EXERCISE PROMPT: Every line below must be reproduced exactly. Copy them all.

DATA SHOWN:

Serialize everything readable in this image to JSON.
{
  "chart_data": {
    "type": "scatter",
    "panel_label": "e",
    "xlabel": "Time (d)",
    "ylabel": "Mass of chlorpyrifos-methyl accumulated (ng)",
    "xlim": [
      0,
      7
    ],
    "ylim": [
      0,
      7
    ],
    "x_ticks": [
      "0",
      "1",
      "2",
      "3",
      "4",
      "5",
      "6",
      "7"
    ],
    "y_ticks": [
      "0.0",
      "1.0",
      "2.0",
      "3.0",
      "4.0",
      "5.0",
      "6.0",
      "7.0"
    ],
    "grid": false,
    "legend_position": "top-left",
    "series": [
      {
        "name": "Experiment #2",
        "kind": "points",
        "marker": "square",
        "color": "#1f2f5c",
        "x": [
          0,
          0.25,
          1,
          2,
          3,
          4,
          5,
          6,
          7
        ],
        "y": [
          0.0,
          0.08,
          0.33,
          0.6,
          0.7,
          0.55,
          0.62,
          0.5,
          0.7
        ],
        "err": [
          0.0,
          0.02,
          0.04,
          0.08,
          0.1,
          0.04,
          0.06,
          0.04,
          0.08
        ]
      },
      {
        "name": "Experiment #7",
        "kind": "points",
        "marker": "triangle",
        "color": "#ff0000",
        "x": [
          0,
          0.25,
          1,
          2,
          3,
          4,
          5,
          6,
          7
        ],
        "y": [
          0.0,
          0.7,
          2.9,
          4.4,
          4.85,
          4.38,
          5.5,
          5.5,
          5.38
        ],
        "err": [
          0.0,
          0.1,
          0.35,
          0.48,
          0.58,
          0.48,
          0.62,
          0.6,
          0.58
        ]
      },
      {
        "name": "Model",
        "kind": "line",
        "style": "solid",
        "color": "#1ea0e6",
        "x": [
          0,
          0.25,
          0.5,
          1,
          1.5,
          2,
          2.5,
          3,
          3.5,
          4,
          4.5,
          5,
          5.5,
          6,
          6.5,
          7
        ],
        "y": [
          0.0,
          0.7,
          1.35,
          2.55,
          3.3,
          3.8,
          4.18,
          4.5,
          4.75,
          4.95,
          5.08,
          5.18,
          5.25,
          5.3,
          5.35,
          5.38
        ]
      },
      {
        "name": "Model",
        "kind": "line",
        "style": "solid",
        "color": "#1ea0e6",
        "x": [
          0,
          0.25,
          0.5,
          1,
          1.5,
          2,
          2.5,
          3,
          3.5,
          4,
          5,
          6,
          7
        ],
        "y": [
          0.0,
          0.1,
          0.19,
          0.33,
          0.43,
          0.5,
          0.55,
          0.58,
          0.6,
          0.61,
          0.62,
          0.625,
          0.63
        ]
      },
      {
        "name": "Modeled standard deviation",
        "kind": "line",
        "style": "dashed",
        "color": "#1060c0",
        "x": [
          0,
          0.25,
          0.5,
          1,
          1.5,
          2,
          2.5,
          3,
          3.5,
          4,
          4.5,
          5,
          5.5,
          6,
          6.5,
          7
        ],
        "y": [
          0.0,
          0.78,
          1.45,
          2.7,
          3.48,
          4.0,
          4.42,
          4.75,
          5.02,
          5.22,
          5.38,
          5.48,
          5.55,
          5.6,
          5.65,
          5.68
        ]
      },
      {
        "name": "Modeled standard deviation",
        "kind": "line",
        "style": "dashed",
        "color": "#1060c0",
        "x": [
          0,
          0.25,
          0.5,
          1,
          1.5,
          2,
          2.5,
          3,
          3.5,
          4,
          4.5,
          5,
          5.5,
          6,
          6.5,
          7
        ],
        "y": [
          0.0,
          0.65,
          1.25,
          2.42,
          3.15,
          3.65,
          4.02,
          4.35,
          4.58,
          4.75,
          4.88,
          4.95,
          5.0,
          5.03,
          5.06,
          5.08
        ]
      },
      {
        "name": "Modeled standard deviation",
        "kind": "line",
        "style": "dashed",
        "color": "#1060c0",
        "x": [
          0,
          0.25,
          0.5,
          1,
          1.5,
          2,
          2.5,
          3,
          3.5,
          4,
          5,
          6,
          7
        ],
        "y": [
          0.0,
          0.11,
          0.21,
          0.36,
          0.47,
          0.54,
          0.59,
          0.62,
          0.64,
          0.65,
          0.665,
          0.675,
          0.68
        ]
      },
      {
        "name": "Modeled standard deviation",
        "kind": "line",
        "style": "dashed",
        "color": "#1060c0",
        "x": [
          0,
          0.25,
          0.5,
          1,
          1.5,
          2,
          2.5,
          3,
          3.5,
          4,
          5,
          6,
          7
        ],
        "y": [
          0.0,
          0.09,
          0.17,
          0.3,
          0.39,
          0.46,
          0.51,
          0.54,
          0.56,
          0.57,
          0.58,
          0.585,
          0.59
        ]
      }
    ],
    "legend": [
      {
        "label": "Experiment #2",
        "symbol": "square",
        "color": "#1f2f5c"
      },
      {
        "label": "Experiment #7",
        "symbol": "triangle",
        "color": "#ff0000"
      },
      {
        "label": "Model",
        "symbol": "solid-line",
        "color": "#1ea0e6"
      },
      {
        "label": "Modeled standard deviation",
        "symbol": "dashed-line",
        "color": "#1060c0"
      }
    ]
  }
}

FULL ANSWER:
Serialize everything readable in this image to JSON.
{
  "chart_data": {
    "type": "scatter",
    "panel_label": "e",
    "xlabel": "Time (d)",
    "ylabel": "Mass of chlorpyrifos-methyl accumulated (ng)",
    "xlim": [
      0,
      7
    ],
    "ylim": [
      0,
      7
    ],
    "x_ticks": [
      "0",
      "1",
      "2",
      "3",
      "4",
      "5",
      "6",
      "7"
    ],
    "y_ticks": [
      "0.0",
      "1.0",
      "2.0",
      "3.0",
      "4.0",
      "5.0",
      "6.0",
      "7.0"
    ],
    "grid": false,
    "legend_position": "top-left",
    "series": [
      {
        "name": "Experiment #2",
        "kind": "points",
        "marker": "square",
        "color": "#1f2f5c",
        "x": [
          0,
          0.25,
          1,
          2,
          3,
          4,
          5,
          6,
          7
        ],
        "y": [
          0.0,
          0.08,
          0.33,
          0.6,
          0.7,
          0.55,
          0.62,
          0.5,
          0.7
        ],
        "err": [
          0.0,
          0.02,
          0.04,
          0.08,
          0.1,
          0.04,
          0.06,
          0.04,
          0.08
        ]
      },
      {
        "name": "Experiment #7",
        "kind": "points",
        "marker": "triangle",
        "color": "#ff0000",
        "x": [
          0,
          0.25,
          1,
          2,
          3,
          4,
          5,
          6,
          7
        ],
        "y": [
          0.0,
          0.7,
          2.9,
          4.4,
          4.85,
          4.38,
          5.5,
          5.5,
          5.38
        ],
        "err": [
          0.0,
          0.1,
          0.35,
          0.48,
          0.58,
          0.48,
          0.62,
          0.6,
          0.58
        ]
      },
      {
        "name": "Model",
        "kind": "line",
        "style": "solid",
        "color": "#1ea0e6",
        "x": [
          0,
          0.25,
          0.5,
          1,
          1.5,
          2,
          2.5,
          3,
          3.5,
          4,
          4.5,
          5,
          5.5,
          6,
          6.5,
          7
        ],
        "y": [
          0.0,
          0.7,
          1.35,
          2.55,
          3.3,
          3.8,
          4.18,
          4.5,
          4.75,
          4.95,
          5.08,
          5.18,
          5.25,
          5.3,
          5.35,
          5.38
        ]
      },
      {
        "name": "Model",
        "kind": "line",
        "style": "solid",
        "color": "#1ea0e6",
        "x": [
          0,
          0.25,
          0.5,
          1,
          1.5,
          2,
          2.5,
          3,
          3.5,
          4,
          5,
          6,
          7
        ],
        "y": [
          0.0,
          0.1,
          0.19,
          0.33,
          0.43,
          0.5,
          0.55,
          0.58,
          0.6,
          0.61,
          0.62,
          0.625,
          0.63
        ]
      },
      {
        "name": "Modeled standard deviation",
        "kind": "line",
        "style": "dashed",
        "color": "#1060c0",
        "x": [
          0,
          0.25,
          0.5,
          1,
          1.5,
          2,
          2.5,
          3,
          3.5,
          4,
          4.5,
          5,
          5.5,
          6,
          6.5,
          7
        ],
        "y": [
          0.0,
          0.78,
          1.45,
          2.7,
          3.48,
          4.0,
          4.42,
          4.75,
          5.02,
          5.22,
          5.38,
          5.48,
          5.55,
          5.6,
          5.65,
          5.68
        ]
      },
      {
        "name": "Modeled standard deviation",
        "kind": "line",
        "style": "dashed",
        "color": "#1060c0",
        "x": [
          0,
          0.25,
          0.5,
          1,
          1.5,
          2,
          2.5,
          3,
          3.5,
          4,
          4.5,
          5,
          5.5,
          6,
          6.5,
          7
        ],
        "y": [
          0.0,
          0.65,
          1.25,
          2.42,
          3.15,
          3.65,
          4.02,
          4.35,
          4.58,
          4.75,
          4.88,
          4.95,
          5.0,
          5.03,
          5.06,
          5.08
        ]
      },
      {
        "name": "Modeled standard deviation",
        "kind": "line",
        "style": "dashed",
        "color": "#1060c0",
        "x": [
          0,
          0.25,
          0.5,
          1,
          1.5,
          2,
          2.5,
          3,
          3.5,
          4,
          5,
          6,
          7
        ],
        "y": [
          0.0,
          0.11,
          0.21,
          0.36,
          0.47,
          0.54,
          0.59,
          0.62,
          0.64,
          0.65,
          0.665,
          0.675,
          0.68
        ]
      },
      {
        "name": "Modeled standard deviation",
        "kind": "line",
        "style": "dashed",
        "color": "#1060c0",
        "x": [
          0,
          0.25,
          0.5,
          1,
          1.5,
          2,
          2.5,
          3,
          3.5,
          4,
          5,
          6,
          7
        ],
        "y": [
          0.0,
          0.09,
          0.17,
          0.3,
          0.39,
          0.46,
          0.51,
          0.54,
          0.56,
          0.57,
          0.58,
          0.585,
          0.59
        ]
      }
    ],
    "legend": [
      {
        "label": "Experiment #2",
        "symbol": "square",
        "color": "#1f2f5c"
      },
      {
        "label": "Experiment #7",
        "symbol": "triangle",
        "color": "#ff0000"
      },
      {
        "label": "Model",
        "symbol": "solid-line",
        "color": "#1ea0e6"
      },
      {
        "label": "Modeled standard deviation",
        "symbol": "dashed-line",
        "color": "#1060c0"
      }
    ]
  }
}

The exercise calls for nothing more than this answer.